▸ **Work to be completed**:
Write each line out again exactly as written.
● ● ●
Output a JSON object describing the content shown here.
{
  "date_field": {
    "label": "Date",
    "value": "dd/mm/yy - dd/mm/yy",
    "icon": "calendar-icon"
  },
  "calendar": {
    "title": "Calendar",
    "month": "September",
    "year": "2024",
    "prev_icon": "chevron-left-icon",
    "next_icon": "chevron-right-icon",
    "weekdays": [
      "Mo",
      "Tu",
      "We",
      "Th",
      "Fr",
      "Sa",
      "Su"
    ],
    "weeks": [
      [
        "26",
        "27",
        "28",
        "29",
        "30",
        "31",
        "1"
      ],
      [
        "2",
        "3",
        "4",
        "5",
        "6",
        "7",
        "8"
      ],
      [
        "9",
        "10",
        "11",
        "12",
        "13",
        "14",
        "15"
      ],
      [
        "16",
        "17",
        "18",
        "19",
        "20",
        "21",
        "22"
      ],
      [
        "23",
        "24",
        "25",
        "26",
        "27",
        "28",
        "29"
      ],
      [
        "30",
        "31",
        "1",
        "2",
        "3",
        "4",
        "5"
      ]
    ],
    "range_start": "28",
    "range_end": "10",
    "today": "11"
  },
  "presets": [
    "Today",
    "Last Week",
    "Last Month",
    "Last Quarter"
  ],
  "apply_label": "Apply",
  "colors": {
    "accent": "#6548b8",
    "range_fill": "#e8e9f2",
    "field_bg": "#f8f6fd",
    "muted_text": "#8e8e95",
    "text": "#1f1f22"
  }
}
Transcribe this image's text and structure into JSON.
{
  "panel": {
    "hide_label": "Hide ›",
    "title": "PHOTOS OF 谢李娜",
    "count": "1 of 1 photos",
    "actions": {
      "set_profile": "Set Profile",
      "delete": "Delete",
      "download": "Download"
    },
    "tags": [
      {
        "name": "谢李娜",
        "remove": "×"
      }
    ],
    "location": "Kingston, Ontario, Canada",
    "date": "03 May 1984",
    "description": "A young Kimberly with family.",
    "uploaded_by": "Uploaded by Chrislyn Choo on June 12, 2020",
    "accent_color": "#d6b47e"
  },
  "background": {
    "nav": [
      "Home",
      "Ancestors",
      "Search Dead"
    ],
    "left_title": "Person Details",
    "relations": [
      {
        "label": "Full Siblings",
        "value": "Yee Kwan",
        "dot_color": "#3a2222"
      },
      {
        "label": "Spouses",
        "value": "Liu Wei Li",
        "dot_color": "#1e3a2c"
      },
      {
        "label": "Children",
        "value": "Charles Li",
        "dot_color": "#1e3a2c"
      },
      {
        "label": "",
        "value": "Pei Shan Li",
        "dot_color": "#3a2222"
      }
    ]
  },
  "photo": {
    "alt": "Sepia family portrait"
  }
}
● ● ●
▸ **Solution**:
Output a JSON object describing the content shown here.
{
  "date_field": {
    "label": "Date",
    "value": "dd/mm/yy - dd/mm/yy",
    "icon": "calendar-icon"
  },
  "calendar": {
    "title": "Calendar",
    "month": "September",
    "year": "2024",
    "prev_icon": "chevron-left-icon",
    "next_icon": "chevron-right-icon",
    "weekdays": [
      "Mo",
      "Tu",
      "We",
      "Th",
      "Fr",
      "Sa",
      "Su"
    ],
    "weeks": [
      [
        "26",
        "27",
        "28",
        "29",
        "30",
        "31",
        "1"
      ],
      [
        "2",
        "3",
        "4",
        "5",
        "6",
        "7",
        "8"
      ],
      [
        "9",
        "10",
        "11",
        "12",
        "13",
        "14",
        "15"
      ],
      [
        "16",
        "17",
        "18",
        "19",
        "20",
        "21",
        "22"
      ],
      [
        "23",
        "24",
        "25",
        "26",
        "27",
        "28",
        "29"
      ],
      [
        "30",
        "31",
        "1",
        "2",
        "3",
        "4",
        "5"
      ]
    ],
    "range_start": "28",
    "range_end": "10",
    "today": "11"
  },
  "presets": [
    "Today",
    "Last Week",
    "Last Month",
    "Last Quarter"
  ],
  "apply_label": "Apply",
  "colors": {
    "accent": "#6548b8",
    "range_fill": "#e8e9f2",
    "field_bg": "#f8f6fd",
    "muted_text": "#8e8e95",
    "text": "#1f1f22"
  }
}
Transcribe this image's text and structure into JSON.
{
  "panel": {
    "hide_label": "Hide ›",
    "title": "PHOTOS OF 谢李娜",
    "count": "1 of 1 photos",
    "actions": {
      "set_profile": "Set Profile",
      "delete": "Delete",
      "download": "Download"
    },
    "tags": [
      {
        "name": "谢李娜",
        "remove": "×"
      }
    ],
    "location": "Kingston, Ontario, Canada",
    "date": "03 May 1984",
    "description": "A young Kimberly with family.",
    "uploaded_by": "Uploaded by Chrislyn Choo on June 12, 2020",
    "accent_color": "#d6b47e"
  },
  "background": {
    "nav": [
      "Home",
      "Ancestors",
      "Search Dead"
    ],
    "left_title": "Person Details",
    "relations": [
      {
        "label": "Full Siblings",
        "value": "Yee Kwan",
        "dot_color": "#3a2222"
      },
      {
        "label": "Spouses",
        "value": "Liu Wei Li",
        "dot_color": "#1e3a2c"
      },
      {
        "label": "Children",
        "value": "Charles Li",
        "dot_color": "#1e3a2c"
      },
      {
        "label": "",
        "value": "Pei Shan Li",
        "dot_color": "#3a2222"
      }
    ]
  },
  "photo": {
    "alt": "Sepia family portrait"
  }
}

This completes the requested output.